Task requirements - Repeat every entry in the listing below, exactly.

════════

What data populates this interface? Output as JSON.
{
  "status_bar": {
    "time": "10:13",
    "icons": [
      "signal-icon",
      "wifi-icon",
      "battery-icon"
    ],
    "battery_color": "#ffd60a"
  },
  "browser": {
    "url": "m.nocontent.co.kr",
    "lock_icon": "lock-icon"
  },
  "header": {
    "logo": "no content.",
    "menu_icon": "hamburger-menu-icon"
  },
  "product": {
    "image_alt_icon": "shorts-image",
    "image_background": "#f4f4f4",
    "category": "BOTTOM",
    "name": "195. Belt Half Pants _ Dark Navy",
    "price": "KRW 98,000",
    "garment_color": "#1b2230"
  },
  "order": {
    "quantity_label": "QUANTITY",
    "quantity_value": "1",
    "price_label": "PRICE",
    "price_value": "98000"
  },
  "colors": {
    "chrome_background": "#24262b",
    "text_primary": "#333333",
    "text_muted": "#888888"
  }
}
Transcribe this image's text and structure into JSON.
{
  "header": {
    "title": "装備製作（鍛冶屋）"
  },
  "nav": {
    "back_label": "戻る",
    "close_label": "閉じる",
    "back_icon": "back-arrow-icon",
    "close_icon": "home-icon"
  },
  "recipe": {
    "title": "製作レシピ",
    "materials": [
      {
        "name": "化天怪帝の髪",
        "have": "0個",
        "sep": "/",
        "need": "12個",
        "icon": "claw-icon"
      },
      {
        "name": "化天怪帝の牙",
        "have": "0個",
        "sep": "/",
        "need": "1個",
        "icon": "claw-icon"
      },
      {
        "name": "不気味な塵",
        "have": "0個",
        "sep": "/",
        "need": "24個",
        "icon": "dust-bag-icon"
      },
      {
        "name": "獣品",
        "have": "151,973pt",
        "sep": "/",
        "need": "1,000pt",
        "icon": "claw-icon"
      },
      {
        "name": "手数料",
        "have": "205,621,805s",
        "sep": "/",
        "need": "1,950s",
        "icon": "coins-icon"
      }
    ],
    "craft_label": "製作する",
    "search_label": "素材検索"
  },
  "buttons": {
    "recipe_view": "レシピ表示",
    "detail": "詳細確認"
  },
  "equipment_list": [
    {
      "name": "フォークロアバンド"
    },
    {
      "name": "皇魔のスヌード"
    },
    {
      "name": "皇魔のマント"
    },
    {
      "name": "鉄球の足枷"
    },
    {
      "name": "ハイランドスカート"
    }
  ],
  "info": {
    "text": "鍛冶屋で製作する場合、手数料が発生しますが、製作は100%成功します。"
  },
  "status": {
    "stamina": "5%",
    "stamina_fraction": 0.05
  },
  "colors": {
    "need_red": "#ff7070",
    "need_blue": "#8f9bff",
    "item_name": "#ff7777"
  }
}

════════

Solution -
What data populates this interface? Output as JSON.
{
  "status_bar": {
    "time": "10:13",
    "icons": [
      "signal-icon",
      "wifi-icon",
      "battery-icon"
    ],
    "battery_color": "#ffd60a"
  },
  "browser": {
    "url": "m.nocontent.co.kr",
    "lock_icon": "lock-icon"
  },
  "header": {
    "logo": "no content.",
    "menu_icon": "hamburger-menu-icon"
  },
  "product": {
    "image_alt_icon": "shorts-image",
    "image_background": "#f4f4f4",
    "category": "BOTTOM",
    "name": "195. Belt Half Pants _ Dark Navy",
    "price": "KRW 98,000",
    "garment_color": "#1b2230"
  },
  "order": {
    "quantity_label": "QUANTITY",
    "quantity_value": "1",
    "price_label": "PRICE",
    "price_value": "98000"
  },
  "colors": {
    "chrome_background": "#24262b",
    "text_primary": "#333333",
    "text_muted": "#888888"
  }
}
Transcribe this image's text and structure into JSON.
{
  "header": {
    "title": "装備製作（鍛冶屋）"
  },
  "nav": {
    "back_label": "戻る",
    "close_label": "閉じる",
    "back_icon": "back-arrow-icon",
    "close_icon": "home-icon"
  },
  "recipe": {
    "title": "製作レシピ",
    "materials": [
      {
        "name": "化天怪帝の髪",
        "have": "0個",
        "sep": "/",
        "need": "12個",
        "icon": "claw-icon"
      },
      {
        "name": "化天怪帝の牙",
        "have": "0個",
        "sep": "/",
        "need": "1個",
        "icon": "claw-icon"
      },
      {
        "name": "不気味な塵",
        "have": "0個",
        "sep": "/",
        "need": "24個",
        "icon": "dust-bag-icon"
      },
      {
        "name": "獣品",
        "have": "151,973pt",
        "sep": "/",
        "need": "1,000pt",
        "icon": "claw-icon"
      },
      {
        "name": "手数料",
        "have": "205,621,805s",
        "sep": "/",
        "need": "1,950s",
        "icon": "coins-icon"
      }
    ],
    "craft_label": "製作する",
    "search_label": "素材検索"
  },
  "buttons": {
    "recipe_view": "レシピ表示",
    "detail": "詳細確認"
  },
  "equipment_list": [
    {
      "name": "フォークロアバンド"
    },
    {
      "name": "皇魔のスヌード"
    },
    {
      "name": "皇魔のマント"
    },
    {
      "name": "鉄球の足枷"
    },
    {
      "name": "ハイランドスカート"
    }
  ],
  "info": {
    "text": "鍛冶屋で製作する場合、手数料が発生しますが、製作は100%成功します。"
  },
  "status": {
    "stamina": "5%",
    "stamina_fraction": 0.05
  },
  "colors": {
    "need_red": "#ff7070",
    "need_blue": "#8f9bff",
    "item_name": "#ff7777"
  }
}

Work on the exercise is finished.